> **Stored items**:
***

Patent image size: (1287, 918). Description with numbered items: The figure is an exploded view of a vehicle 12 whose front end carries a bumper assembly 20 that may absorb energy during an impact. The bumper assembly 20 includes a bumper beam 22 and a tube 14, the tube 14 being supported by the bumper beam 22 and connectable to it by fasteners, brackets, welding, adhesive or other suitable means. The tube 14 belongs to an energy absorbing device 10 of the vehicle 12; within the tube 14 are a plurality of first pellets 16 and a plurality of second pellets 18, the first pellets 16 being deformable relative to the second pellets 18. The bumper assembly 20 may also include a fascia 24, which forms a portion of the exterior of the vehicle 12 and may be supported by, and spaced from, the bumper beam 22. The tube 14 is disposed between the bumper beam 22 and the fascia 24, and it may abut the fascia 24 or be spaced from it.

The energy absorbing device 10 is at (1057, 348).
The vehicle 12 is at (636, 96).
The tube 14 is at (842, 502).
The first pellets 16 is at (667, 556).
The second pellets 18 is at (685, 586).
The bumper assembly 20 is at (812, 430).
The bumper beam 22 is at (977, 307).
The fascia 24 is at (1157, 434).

***

Can you copy every line of the entries above, character for character?

> **Finished task**:
Patent image size: (1287, 918). Description with numbered items: The figure is an exploded view of a vehicle 12 whose front end carries a bumper assembly 20 that may absorb energy during an impact. The bumper assembly 20 includes a bumper beam 22 and a tube 14, the tube 14 being supported by the bumper beam 22 and connectable to it by fasteners, brackets, welding, adhesive or other suitable means. The tube 14 belongs to an energy absorbing device 10 of the vehicle 12; within the tube 14 are a plurality of first pellets 16 and a plurality of second pellets 18, the first pellets 16 being deformable relative to the second pellets 18. The bumper assembly 20 may also include a fascia 24, which forms a portion of the exterior of the vehicle 12 and may be supported by, and spaced from, the bumper beam 22. The tube 14 is disposed between the bumper beam 22 and the fascia 24, and it may abut the fascia 24 or be spaced from it.

The energy absorbing device 10 is at (1057, 348).
The vehicle 12 is at (636, 96).
The tube 14 is at (842, 502).
The first pellets 16 is at (667, 556).
The second pellets 18 is at (685, 586).
The bumper assembly 20 is at (812, 430).
The bumper beam 22 is at (977, 307).
The fascia 24 is at (1157, 434).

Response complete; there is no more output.